Prompt. Take down each entry exactly as written.

Supplied material.
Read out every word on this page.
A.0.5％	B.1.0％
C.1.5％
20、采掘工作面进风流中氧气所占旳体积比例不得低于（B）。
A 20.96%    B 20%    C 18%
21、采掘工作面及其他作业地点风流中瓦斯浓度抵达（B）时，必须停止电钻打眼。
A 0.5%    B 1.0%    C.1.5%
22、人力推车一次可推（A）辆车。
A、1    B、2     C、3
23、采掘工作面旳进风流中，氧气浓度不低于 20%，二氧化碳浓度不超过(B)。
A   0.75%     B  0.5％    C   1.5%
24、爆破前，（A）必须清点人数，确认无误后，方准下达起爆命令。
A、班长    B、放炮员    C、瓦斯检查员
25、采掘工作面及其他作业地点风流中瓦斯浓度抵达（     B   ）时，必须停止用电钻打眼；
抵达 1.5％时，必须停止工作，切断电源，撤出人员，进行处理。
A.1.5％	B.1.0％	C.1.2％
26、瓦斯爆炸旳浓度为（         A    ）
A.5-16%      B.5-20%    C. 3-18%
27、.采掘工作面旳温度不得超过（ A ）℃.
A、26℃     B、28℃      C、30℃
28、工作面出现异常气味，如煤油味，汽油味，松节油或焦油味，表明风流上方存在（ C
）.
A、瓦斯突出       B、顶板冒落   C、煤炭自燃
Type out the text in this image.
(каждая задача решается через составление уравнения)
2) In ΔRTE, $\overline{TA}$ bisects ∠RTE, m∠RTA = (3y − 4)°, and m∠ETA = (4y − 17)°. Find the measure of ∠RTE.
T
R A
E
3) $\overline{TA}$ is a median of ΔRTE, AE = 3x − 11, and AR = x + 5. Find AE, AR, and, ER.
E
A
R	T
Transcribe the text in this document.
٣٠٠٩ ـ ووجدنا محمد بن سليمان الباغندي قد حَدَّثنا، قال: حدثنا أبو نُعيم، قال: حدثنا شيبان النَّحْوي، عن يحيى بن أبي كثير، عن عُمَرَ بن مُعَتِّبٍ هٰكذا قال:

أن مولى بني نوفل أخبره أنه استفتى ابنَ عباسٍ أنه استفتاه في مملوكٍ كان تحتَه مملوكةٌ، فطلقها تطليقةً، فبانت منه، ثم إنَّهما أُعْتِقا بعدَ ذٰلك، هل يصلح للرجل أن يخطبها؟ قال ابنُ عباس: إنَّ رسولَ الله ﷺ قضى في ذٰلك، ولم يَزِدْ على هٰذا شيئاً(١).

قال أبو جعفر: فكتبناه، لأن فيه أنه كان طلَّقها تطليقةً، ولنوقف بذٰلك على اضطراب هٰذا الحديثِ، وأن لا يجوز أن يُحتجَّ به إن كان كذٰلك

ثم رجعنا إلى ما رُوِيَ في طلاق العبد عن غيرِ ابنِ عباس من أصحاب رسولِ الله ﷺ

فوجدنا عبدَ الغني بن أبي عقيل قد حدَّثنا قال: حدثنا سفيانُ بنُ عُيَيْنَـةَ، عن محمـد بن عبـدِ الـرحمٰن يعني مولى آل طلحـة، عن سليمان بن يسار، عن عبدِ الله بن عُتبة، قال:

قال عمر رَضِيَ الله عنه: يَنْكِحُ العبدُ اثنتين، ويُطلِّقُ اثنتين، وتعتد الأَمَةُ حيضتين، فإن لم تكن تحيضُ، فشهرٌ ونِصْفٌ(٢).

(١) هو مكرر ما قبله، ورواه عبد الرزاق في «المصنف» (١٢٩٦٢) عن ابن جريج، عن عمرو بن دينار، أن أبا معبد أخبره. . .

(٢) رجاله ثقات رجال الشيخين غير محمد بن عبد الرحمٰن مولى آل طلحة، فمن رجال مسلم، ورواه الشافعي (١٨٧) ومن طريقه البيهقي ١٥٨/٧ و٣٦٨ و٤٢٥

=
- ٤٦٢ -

Result of this task.
Read out every word on this page.
A.0.5％	B.1.0％
C.1.5％
20、采掘工作面进风流中氧气所占旳体积比例不得低于（B）。
A 20.96%    B 20%    C 18%
21、采掘工作面及其他作业地点风流中瓦斯浓度抵达（B）时，必须停止电钻打眼。
A 0.5%    B 1.0%    C.1.5%
22、人力推车一次可推（A）辆车。
A、1    B、2     C、3
23、采掘工作面旳进风流中，氧气浓度不低于 20%，二氧化碳浓度不超过(B)。
A   0.75%     B  0.5％    C   1.5%
24、爆破前，（A）必须清点人数，确认无误后，方准下达起爆命令。
A、班长    B、放炮员    C、瓦斯检查员
25、采掘工作面及其他作业地点风流中瓦斯浓度抵达（     B   ）时，必须停止用电钻打眼；
抵达 1.5％时，必须停止工作，切断电源，撤出人员，进行处理。
A.1.5％	B.1.0％	C.1.2％
26、瓦斯爆炸旳浓度为（         A    ）
A.5-16%      B.5-20%    C. 3-18%
27、.采掘工作面旳温度不得超过（ A ）℃.
A、26℃     B、28℃      C、30℃
28、工作面出现异常气味，如煤油味，汽油味，松节油或焦油味，表明风流上方存在（ C
）.
A、瓦斯突出       B、顶板冒落   C、煤炭自燃
Type out the text in this image.
(каждая задача решается через составление уравнения)
2) In ΔRTE, $\overline{TA}$ bisects ∠RTE, m∠RTA = (3y − 4)°, and m∠ETA = (4y − 17)°. Find the measure of ∠RTE.
T
R A
E
3) $\overline{TA}$ is a median of ΔRTE, AE = 3x − 11, and AR = x + 5. Find AE, AR, and, ER.
E
A
R	T
Transcribe the text in this document.
٣٠٠٩ ـ ووجدنا محمد بن سليمان الباغندي قد حَدَّثنا، قال: حدثنا أبو نُعيم، قال: حدثنا شيبان النَّحْوي، عن يحيى بن أبي كثير، عن عُمَرَ بن مُعَتِّبٍ هٰكذا قال:

أن مولى بني نوفل أخبره أنه استفتى ابنَ عباسٍ أنه استفتاه في مملوكٍ كان تحتَه مملوكةٌ، فطلقها تطليقةً، فبانت منه، ثم إنَّهما أُعْتِقا بعدَ ذٰلك، هل يصلح للرجل أن يخطبها؟ قال ابنُ عباس: إنَّ رسولَ الله ﷺ قضى في ذٰلك، ولم يَزِدْ على هٰذا شيئاً(١).

قال أبو جعفر: فكتبناه، لأن فيه أنه كان طلَّقها تطليقةً، ولنوقف بذٰلك على اضطراب هٰذا الحديثِ، وأن لا يجوز أن يُحتجَّ به إن كان كذٰلك

ثم رجعنا إلى ما رُوِيَ في طلاق العبد عن غيرِ ابنِ عباس من أصحاب رسولِ الله ﷺ

فوجدنا عبدَ الغني بن أبي عقيل قد حدَّثنا قال: حدثنا سفيانُ بنُ عُيَيْنَـةَ، عن محمـد بن عبـدِ الـرحمٰن يعني مولى آل طلحـة، عن سليمان بن يسار، عن عبدِ الله بن عُتبة، قال:

قال عمر رَضِيَ الله عنه: يَنْكِحُ العبدُ اثنتين، ويُطلِّقُ اثنتين، وتعتد الأَمَةُ حيضتين، فإن لم تكن تحيضُ، فشهرٌ ونِصْفٌ(٢).

(١) هو مكرر ما قبله، ورواه عبد الرزاق في «المصنف» (١٢٩٦٢) عن ابن جريج، عن عمرو بن دينار، أن أبا معبد أخبره. . .

(٢) رجاله ثقات رجال الشيخين غير محمد بن عبد الرحمٰن مولى آل طلحة، فمن رجال مسلم، ورواه الشافعي (١٨٧) ومن طريقه البيهقي ١٥٨/٧ و٣٦٨ و٤٢٥

=
- ٤٦٢ -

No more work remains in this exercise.